*The exercise*: All of the records below should be output exactly.

*Listing*:
##############################

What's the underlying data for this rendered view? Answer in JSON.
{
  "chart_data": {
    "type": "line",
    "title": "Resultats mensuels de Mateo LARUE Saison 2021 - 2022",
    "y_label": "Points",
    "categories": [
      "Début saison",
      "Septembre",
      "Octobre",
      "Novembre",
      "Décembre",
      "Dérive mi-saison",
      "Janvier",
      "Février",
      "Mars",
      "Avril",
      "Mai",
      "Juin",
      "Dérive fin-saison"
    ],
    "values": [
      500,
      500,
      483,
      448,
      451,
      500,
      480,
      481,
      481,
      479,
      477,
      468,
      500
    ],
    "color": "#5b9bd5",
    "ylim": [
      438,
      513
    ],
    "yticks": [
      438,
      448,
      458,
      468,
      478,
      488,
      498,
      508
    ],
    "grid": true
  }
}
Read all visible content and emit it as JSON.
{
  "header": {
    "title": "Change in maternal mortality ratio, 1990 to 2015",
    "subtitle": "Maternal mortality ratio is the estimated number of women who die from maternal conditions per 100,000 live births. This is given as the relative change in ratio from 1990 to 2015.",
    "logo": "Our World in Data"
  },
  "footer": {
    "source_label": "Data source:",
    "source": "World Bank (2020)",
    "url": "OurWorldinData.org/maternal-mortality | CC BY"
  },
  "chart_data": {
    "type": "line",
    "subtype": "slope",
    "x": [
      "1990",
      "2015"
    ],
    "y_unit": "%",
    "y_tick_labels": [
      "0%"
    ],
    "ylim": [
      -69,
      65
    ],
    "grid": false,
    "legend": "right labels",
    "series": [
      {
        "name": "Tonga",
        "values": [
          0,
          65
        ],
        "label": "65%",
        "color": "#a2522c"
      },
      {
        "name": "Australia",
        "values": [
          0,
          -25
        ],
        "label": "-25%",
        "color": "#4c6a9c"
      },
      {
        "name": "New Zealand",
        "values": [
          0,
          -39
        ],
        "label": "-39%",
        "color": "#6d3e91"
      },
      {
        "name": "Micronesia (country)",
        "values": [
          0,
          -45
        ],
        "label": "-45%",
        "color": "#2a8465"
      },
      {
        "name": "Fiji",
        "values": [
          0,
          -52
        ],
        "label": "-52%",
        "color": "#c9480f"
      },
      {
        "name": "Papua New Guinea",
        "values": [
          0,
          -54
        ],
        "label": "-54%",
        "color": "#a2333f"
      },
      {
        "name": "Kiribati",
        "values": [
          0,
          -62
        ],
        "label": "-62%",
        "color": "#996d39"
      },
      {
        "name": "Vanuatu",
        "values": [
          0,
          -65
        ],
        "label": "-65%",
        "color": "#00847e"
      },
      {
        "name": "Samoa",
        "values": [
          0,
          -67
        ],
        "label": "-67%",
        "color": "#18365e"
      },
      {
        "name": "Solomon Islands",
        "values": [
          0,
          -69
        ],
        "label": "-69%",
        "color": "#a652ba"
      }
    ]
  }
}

##############################

*Finished task*:
What's the underlying data for this rendered view? Answer in JSON.
{
  "chart_data": {
    "type": "line",
    "title": "Resultats mensuels de Mateo LARUE Saison 2021 - 2022",
    "y_label": "Points",
    "categories": [
      "Début saison",
      "Septembre",
      "Octobre",
      "Novembre",
      "Décembre",
      "Dérive mi-saison",
      "Janvier",
      "Février",
      "Mars",
      "Avril",
      "Mai",
      "Juin",
      "Dérive fin-saison"
    ],
    "values": [
      500,
      500,
      483,
      448,
      451,
      500,
      480,
      481,
      481,
      479,
      477,
      468,
      500
    ],
    "color": "#5b9bd5",
    "ylim": [
      438,
      513
    ],
    "yticks": [
      438,
      448,
      458,
      468,
      478,
      488,
      498,
      508
    ],
    "grid": true
  }
}
Read all visible content and emit it as JSON.
{
  "header": {
    "title": "Change in maternal mortality ratio, 1990 to 2015",
    "subtitle": "Maternal mortality ratio is the estimated number of women who die from maternal conditions per 100,000 live births. This is given as the relative change in ratio from 1990 to 2015.",
    "logo": "Our World in Data"
  },
  "footer": {
    "source_label": "Data source:",
    "source": "World Bank (2020)",
    "url": "OurWorldinData.org/maternal-mortality | CC BY"
  },
  "chart_data": {
    "type": "line",
    "subtype": "slope",
    "x": [
      "1990",
      "2015"
    ],
    "y_unit": "%",
    "y_tick_labels": [
      "0%"
    ],
    "ylim": [
      -69,
      65
    ],
    "grid": false,
    "legend": "right labels",
    "series": [
      {
        "name": "Tonga",
        "values": [
          0,
          65
        ],
        "label": "65%",
        "color": "#a2522c"
      },
      {
        "name": "Australia",
        "values": [
          0,
          -25
        ],
        "label": "-25%",
        "color": "#4c6a9c"
      },
      {
        "name": "New Zealand",
        "values": [
          0,
          -39
        ],
        "label": "-39%",
        "color": "#6d3e91"
      },
      {
        "name": "Micronesia (country)",
        "values": [
          0,
          -45
        ],
        "label": "-45%",
        "color": "#2a8465"
      },
      {
        "name": "Fiji",
        "values": [
          0,
          -52
        ],
        "label": "-52%",
        "color": "#c9480f"
      },
      {
        "name": "Papua New Guinea",
        "values": [
          0,
          -54
        ],
        "label": "-54%",
        "color": "#a2333f"
      },
      {
        "name": "Kiribati",
        "values": [
          0,
          -62
        ],
        "label": "-62%",
        "color": "#996d39"
      },
      {
        "name": "Vanuatu",
        "values": [
          0,
          -65
        ],
        "label": "-65%",
        "color": "#00847e"
      },
      {
        "name": "Samoa",
        "values": [
          0,
          -67
        ],
        "label": "-67%",
        "color": "#18365e"
      },
      {
        "name": "Solomon Islands",
        "values": [
          0,
          -69
        ],
        "label": "-69%",
        "color": "#a652ba"
      }
    ]
  }
}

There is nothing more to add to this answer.